Tell how many lines in the data below hold the string "Answer"; give nothing but the number.

▶ Provided entries
-- BEGIN --

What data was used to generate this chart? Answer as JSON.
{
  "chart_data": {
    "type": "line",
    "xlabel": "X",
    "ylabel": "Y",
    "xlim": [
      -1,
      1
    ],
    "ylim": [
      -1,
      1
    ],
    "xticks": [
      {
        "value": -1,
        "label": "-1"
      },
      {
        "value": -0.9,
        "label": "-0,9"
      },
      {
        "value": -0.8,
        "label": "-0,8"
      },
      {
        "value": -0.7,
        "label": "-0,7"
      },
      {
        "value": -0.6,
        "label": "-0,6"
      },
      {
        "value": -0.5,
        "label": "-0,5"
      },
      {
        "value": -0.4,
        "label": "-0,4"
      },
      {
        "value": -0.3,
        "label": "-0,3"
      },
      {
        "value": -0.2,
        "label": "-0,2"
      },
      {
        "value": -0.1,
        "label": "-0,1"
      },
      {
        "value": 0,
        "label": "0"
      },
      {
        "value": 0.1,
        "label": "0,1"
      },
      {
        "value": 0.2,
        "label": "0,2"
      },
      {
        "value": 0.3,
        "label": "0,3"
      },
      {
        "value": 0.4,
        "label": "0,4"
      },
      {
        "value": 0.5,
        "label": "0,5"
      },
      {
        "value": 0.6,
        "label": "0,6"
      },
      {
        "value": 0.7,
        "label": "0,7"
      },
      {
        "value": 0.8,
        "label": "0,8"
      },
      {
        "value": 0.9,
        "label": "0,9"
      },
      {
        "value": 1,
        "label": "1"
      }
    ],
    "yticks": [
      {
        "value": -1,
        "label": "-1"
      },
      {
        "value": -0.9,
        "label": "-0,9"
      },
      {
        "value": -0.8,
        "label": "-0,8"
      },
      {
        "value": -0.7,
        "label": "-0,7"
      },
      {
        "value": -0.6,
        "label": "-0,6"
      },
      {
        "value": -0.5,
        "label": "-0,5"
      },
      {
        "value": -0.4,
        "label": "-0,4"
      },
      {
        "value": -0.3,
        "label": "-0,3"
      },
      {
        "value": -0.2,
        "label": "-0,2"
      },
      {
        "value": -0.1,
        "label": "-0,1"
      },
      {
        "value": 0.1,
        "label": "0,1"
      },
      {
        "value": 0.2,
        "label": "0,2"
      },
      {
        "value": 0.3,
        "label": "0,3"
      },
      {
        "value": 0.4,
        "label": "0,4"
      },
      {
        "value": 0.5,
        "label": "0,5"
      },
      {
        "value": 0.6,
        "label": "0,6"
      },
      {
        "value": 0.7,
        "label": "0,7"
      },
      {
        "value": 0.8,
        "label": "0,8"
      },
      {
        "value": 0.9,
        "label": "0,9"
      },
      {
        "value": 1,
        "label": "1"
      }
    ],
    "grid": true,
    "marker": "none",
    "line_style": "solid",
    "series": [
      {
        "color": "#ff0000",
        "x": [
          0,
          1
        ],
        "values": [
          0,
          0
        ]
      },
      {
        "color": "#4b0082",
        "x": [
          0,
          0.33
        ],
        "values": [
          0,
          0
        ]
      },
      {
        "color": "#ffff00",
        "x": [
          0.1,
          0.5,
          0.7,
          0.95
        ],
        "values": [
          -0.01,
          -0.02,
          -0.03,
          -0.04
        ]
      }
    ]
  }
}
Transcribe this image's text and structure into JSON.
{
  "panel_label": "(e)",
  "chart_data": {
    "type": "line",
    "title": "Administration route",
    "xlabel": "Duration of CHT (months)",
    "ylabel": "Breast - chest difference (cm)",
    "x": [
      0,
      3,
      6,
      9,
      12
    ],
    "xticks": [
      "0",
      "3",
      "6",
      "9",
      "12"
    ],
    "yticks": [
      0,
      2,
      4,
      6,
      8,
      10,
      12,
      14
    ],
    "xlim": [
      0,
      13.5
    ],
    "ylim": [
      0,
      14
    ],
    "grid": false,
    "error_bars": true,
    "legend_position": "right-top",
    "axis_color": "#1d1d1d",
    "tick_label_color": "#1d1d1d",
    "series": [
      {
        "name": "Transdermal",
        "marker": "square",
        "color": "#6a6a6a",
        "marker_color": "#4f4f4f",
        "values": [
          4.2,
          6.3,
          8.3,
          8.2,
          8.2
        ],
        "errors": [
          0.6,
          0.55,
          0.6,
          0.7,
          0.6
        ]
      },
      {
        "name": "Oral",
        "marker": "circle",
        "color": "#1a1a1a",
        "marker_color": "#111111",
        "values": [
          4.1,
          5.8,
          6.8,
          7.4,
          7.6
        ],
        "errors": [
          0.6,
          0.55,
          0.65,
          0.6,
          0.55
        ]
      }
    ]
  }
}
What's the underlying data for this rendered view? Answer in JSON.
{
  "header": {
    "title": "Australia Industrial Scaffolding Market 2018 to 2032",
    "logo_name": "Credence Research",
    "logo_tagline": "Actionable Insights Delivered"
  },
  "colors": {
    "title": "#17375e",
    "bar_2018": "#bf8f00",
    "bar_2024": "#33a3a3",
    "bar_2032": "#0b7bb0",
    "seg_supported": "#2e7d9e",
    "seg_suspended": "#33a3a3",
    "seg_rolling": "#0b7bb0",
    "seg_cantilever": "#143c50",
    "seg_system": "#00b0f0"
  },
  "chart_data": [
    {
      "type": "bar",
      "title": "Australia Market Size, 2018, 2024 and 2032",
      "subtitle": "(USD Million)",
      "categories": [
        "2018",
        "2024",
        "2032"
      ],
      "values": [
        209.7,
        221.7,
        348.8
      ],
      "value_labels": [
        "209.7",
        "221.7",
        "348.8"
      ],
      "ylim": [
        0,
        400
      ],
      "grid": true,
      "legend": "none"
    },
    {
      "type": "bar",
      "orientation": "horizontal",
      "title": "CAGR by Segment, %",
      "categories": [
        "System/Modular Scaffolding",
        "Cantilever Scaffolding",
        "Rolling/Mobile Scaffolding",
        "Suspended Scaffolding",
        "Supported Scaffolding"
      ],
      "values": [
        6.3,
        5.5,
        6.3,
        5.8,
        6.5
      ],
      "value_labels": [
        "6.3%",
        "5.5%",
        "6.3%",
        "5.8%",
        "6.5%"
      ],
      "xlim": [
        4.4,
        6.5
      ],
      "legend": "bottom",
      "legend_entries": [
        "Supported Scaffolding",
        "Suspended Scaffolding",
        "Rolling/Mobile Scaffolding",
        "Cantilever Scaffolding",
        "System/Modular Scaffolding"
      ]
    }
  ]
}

-- END --

▶ Correct response
2